> [SHORT EXERCISE]:
Pick out every line in the data below that holds "تکانشی".

— START OF ITEMS —

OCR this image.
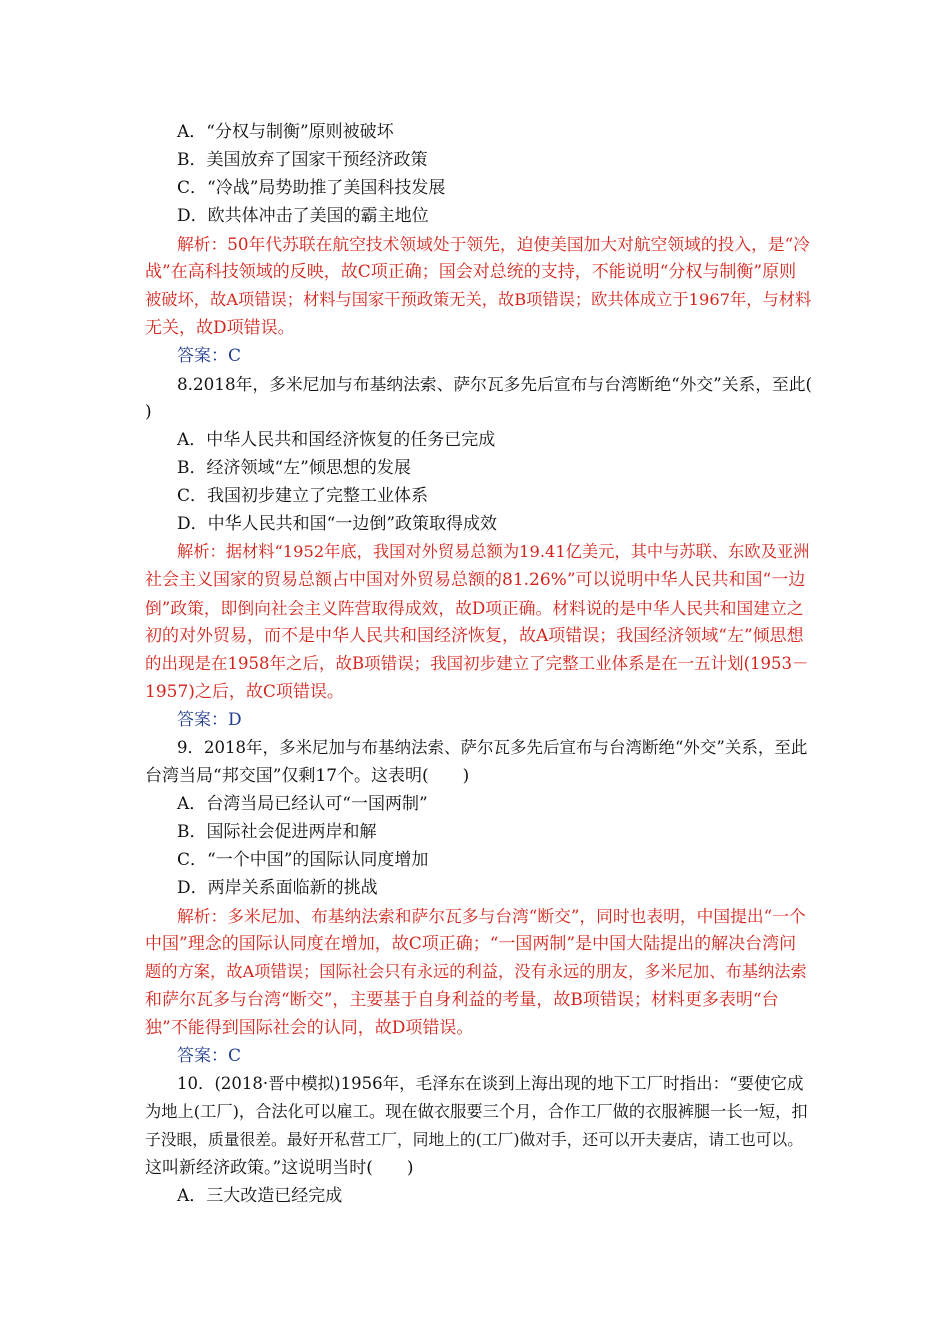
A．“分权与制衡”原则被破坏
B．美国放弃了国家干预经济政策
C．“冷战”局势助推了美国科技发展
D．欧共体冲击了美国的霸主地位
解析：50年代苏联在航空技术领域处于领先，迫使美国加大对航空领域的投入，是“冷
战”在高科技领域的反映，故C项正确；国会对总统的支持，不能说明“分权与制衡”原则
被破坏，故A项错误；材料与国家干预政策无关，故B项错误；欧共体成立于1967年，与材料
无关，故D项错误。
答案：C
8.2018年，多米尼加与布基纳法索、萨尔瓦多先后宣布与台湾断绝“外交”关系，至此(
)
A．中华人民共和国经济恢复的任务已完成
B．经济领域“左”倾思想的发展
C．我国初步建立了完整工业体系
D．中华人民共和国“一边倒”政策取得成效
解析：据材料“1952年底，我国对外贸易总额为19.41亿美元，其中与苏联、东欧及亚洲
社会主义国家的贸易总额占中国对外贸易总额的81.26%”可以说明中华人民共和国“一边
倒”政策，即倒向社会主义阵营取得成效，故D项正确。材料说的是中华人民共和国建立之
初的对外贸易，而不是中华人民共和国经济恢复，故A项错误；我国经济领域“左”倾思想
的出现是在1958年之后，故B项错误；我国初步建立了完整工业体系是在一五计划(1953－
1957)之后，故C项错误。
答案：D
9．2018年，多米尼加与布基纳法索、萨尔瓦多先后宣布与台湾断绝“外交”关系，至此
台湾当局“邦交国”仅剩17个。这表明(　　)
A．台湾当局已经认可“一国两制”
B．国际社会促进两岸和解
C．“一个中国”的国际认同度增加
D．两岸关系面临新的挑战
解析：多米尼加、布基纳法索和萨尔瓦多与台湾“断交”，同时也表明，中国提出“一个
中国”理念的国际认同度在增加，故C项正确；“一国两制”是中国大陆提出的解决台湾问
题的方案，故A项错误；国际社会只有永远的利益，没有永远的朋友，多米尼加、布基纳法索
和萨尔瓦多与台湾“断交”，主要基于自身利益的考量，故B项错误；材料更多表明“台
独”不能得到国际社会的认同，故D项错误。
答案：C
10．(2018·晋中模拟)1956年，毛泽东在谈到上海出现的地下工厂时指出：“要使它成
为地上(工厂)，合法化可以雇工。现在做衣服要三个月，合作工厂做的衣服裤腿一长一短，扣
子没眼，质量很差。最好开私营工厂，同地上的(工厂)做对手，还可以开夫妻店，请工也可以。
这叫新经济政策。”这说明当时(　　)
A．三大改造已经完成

— END OF ITEMS —
— START OF ITEMS —

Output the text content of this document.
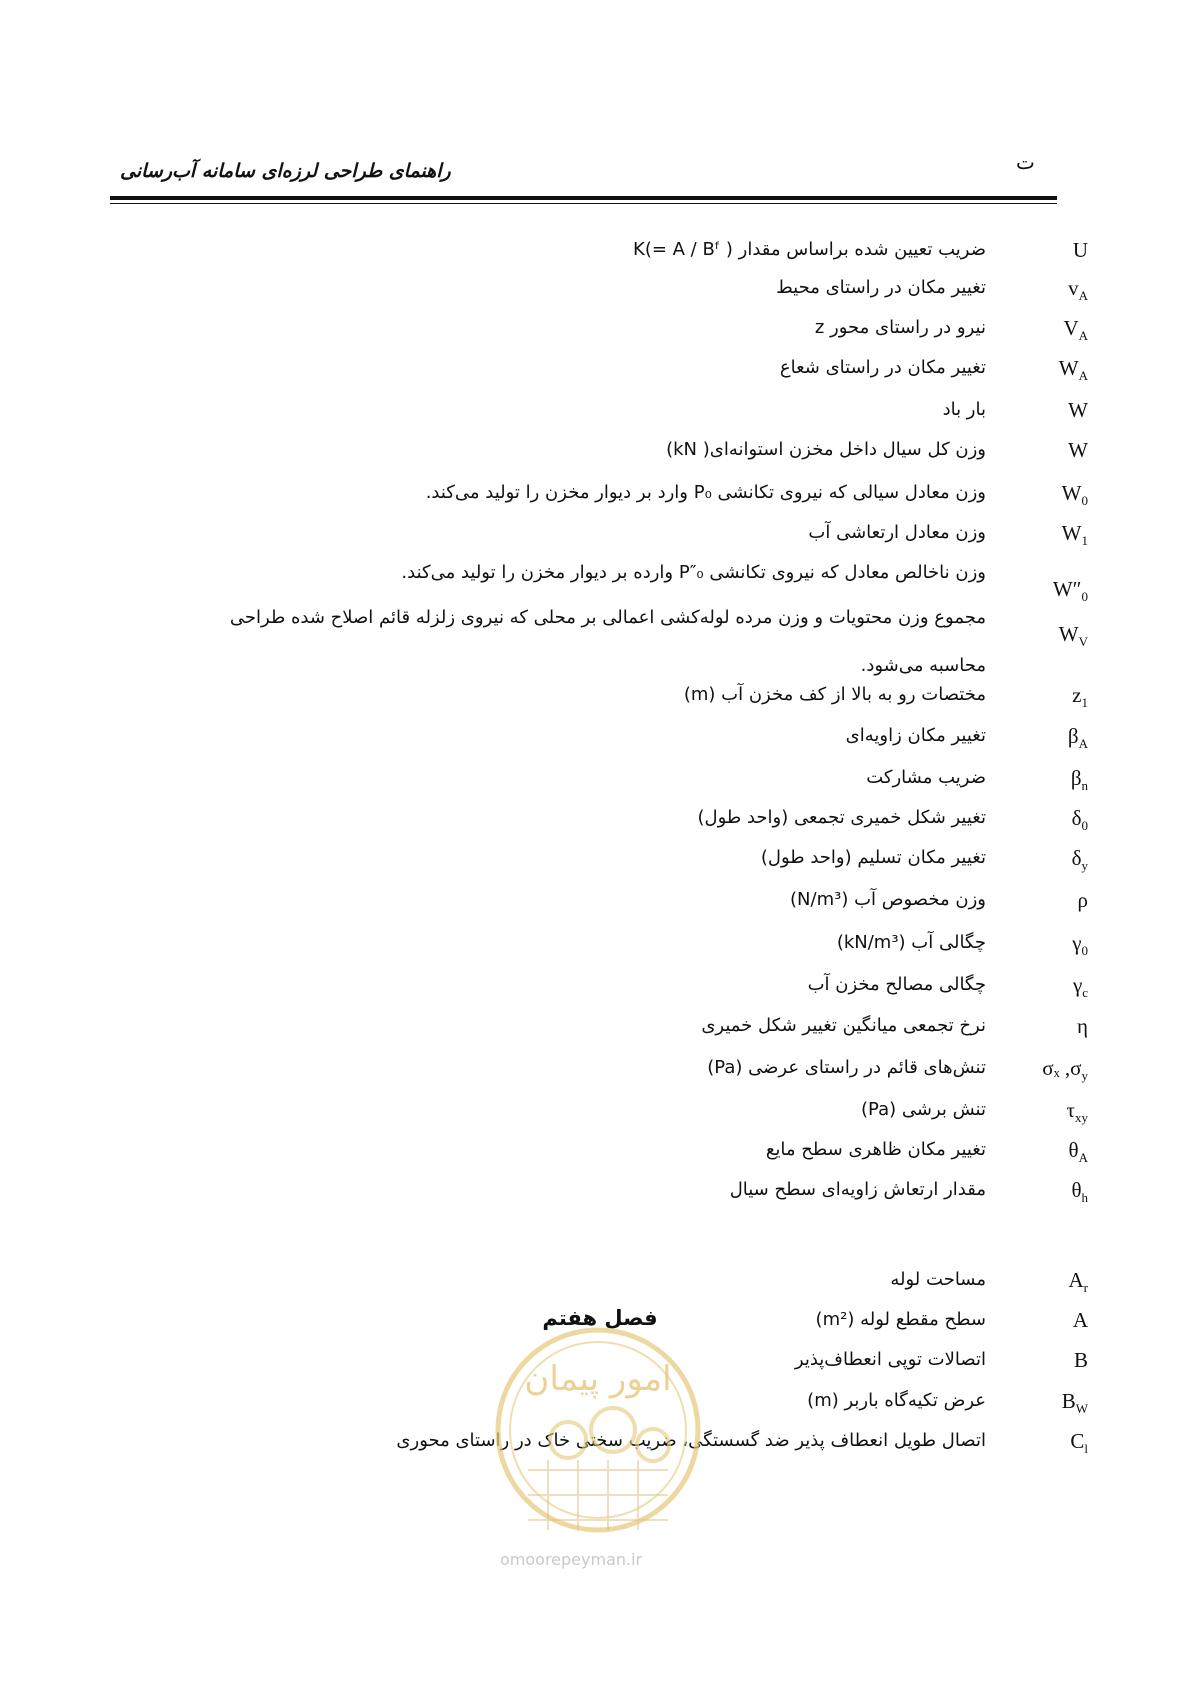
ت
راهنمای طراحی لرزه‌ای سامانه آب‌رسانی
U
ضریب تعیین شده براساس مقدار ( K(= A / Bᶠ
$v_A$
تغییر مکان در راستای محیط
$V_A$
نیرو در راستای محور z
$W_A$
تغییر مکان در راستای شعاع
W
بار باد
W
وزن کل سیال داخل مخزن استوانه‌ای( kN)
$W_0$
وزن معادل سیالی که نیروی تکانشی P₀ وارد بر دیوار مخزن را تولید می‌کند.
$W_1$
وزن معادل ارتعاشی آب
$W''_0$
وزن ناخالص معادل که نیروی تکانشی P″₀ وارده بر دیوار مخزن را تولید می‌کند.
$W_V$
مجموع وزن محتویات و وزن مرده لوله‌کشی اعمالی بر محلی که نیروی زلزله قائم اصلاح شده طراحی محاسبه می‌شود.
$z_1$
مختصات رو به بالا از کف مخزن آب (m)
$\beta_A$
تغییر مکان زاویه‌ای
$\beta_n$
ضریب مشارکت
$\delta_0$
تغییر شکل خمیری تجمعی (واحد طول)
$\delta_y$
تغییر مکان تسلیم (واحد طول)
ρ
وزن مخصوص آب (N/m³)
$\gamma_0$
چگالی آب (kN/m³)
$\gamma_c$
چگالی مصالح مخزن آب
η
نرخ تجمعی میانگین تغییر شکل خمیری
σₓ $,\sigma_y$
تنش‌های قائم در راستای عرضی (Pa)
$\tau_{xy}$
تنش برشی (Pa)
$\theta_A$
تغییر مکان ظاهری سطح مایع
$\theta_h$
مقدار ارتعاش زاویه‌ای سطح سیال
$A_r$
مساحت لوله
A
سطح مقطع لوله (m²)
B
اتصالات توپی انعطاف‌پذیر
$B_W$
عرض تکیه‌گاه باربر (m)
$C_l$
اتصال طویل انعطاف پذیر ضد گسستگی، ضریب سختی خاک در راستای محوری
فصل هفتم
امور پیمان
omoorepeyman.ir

— END OF ITEMS —

> [ANSWER TO THIS TASK]:
وزن معادل سیالی که نیروی تکانشی P₀ وارد بر دیوار مخزن را تولید می‌کند.
وزن ناخالص معادل که نیروی تکانشی P″₀ وارده بر دیوار مخزن را تولید می‌کند.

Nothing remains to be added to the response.